## What you should do
Which lines below hold the word "India"? Copy all of them.

## Data entries
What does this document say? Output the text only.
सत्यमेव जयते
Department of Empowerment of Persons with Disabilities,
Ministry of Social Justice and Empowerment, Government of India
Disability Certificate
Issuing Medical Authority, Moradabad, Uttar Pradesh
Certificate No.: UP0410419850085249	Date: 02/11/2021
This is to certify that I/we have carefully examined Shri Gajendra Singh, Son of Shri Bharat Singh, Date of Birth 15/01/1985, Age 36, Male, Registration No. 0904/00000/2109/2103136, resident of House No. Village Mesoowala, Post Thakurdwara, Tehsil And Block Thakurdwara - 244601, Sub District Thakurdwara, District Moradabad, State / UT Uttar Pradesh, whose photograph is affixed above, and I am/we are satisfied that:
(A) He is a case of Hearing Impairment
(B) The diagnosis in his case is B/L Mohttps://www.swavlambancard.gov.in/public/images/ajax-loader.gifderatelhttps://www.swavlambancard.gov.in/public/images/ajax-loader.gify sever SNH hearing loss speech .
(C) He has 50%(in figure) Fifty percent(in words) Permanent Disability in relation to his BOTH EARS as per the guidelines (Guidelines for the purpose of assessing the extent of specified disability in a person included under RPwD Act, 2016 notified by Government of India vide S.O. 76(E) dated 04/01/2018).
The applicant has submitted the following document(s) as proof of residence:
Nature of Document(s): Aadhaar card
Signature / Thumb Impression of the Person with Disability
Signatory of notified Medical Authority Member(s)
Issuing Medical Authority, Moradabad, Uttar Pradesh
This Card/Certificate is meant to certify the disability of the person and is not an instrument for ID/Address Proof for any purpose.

--

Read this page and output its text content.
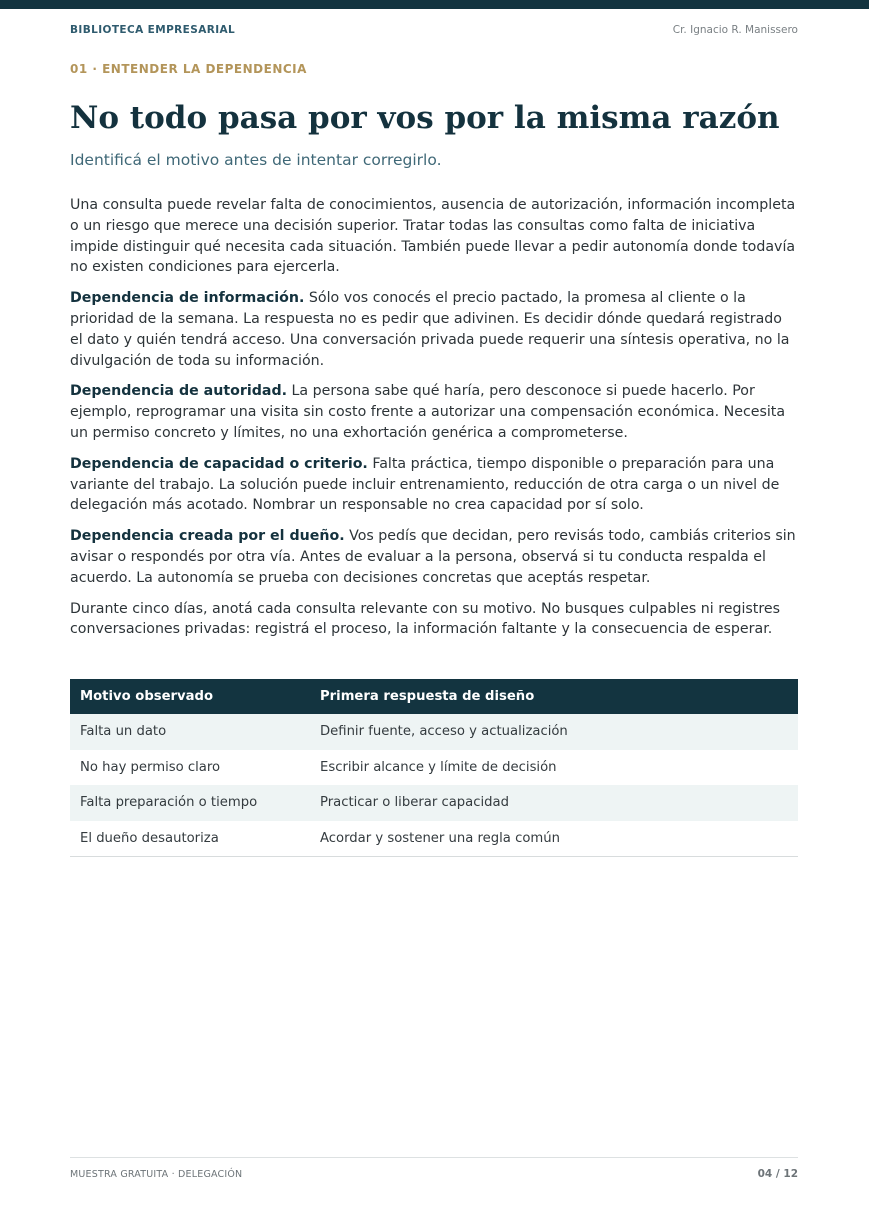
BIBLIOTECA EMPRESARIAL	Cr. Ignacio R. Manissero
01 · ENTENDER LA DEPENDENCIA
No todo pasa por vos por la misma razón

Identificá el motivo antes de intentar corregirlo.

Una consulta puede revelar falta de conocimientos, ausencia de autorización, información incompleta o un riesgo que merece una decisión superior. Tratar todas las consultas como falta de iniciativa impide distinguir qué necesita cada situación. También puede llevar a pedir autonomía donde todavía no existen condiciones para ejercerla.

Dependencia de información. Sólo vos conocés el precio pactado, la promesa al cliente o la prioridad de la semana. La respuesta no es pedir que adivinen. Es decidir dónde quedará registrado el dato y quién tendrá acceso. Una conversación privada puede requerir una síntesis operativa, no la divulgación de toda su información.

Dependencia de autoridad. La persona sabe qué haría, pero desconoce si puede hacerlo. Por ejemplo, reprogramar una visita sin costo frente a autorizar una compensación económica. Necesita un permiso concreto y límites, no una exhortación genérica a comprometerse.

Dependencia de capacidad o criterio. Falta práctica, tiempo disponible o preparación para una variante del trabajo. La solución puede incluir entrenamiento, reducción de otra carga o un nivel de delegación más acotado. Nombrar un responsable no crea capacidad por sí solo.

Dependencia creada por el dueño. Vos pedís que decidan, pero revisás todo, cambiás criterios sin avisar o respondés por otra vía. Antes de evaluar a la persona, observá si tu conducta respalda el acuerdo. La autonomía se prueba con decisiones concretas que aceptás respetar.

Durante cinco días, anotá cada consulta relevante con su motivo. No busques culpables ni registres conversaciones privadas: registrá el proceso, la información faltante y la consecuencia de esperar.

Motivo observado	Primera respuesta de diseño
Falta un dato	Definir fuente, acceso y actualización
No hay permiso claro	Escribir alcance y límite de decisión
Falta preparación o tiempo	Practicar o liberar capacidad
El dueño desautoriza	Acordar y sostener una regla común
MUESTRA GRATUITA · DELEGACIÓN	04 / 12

## The completed task
Ministry of Social Justice and Empowerment, Government of India
(C) He has 50%(in figure) Fifty percent(in words) Permanent Disability in relation to his BOTH EARS as per the guidelines (Guidelines for the purpose of assessing the extent of specified disability in a person included under RPwD Act, 2016 notified by Government of India vide S.O. 76(E) dated 04/01/2018).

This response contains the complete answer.